__Records__.
⁂

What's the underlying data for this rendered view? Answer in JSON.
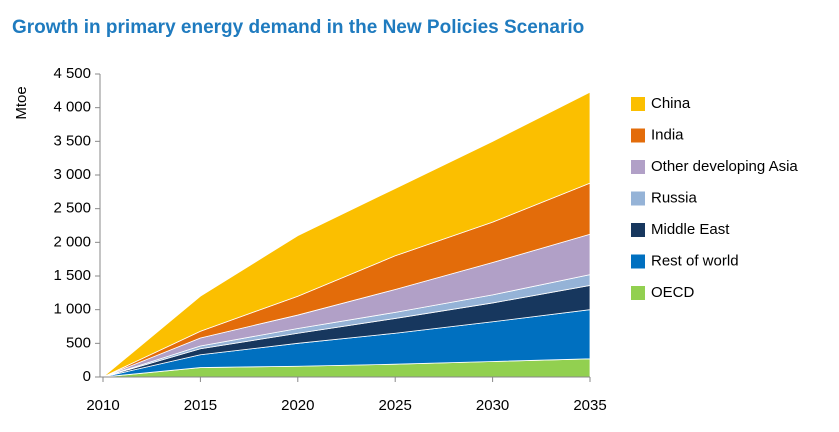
{
  "chart_data": {
    "type": "stacked-area",
    "title": "Growth in primary energy demand in the New Policies Scenario",
    "y_label": "Mtoe",
    "x": [
      2010,
      2015,
      2020,
      2025,
      2030,
      2035
    ],
    "xlim": [
      2010,
      2035
    ],
    "xticks": [
      2010,
      2015,
      2020,
      2025,
      2030,
      2035
    ],
    "ylim": [
      0,
      4500
    ],
    "yticks": [
      0,
      500,
      {
        "value": 1000,
        "label": "1 000"
      },
      {
        "value": 1500,
        "label": "1 500"
      },
      {
        "value": 2000,
        "label": "2 000"
      },
      {
        "value": 2500,
        "label": "2 500"
      },
      {
        "value": 3000,
        "label": "3 000"
      },
      {
        "value": 3500,
        "label": "3 500"
      },
      {
        "value": 4000,
        "label": "4 000"
      },
      {
        "value": 4500,
        "label": "4 500"
      }
    ],
    "series": [
      {
        "name": "China",
        "color": "#fbbf00",
        "values": [
          0,
          520,
          900,
          1000,
          1200,
          1350
        ]
      },
      {
        "name": "India",
        "color": "#e36c0a",
        "values": [
          0,
          100,
          280,
          500,
          600,
          760
        ]
      },
      {
        "name": "Other developing Asia",
        "color": "#b1a0c7",
        "values": [
          0,
          120,
          200,
          340,
          480,
          600
        ]
      },
      {
        "name": "Russia",
        "color": "#95b3d7",
        "values": [
          0,
          40,
          70,
          90,
          120,
          160
        ]
      },
      {
        "name": "Middle East",
        "color": "#17375e",
        "values": [
          0,
          90,
          150,
          220,
          280,
          360
        ]
      },
      {
        "name": "Rest of world",
        "color": "#0070c0",
        "values": [
          0,
          190,
          340,
          460,
          590,
          730
        ]
      },
      {
        "name": "OECD",
        "color": "#92d050",
        "values": [
          0,
          140,
          160,
          190,
          230,
          270
        ]
      }
    ]
  }
}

⁂

__PROBLEM STATEMENT__. Pick out, from the lines above, every one that contains the string "name".

__RESULT OF THIS TASK__.
        "name": "China",
        "name": "India",
        "name": "Other developing Asia",
        "name": "Russia",
        "name": "Middle East",
        "name": "Rest of world",
        "name": "OECD",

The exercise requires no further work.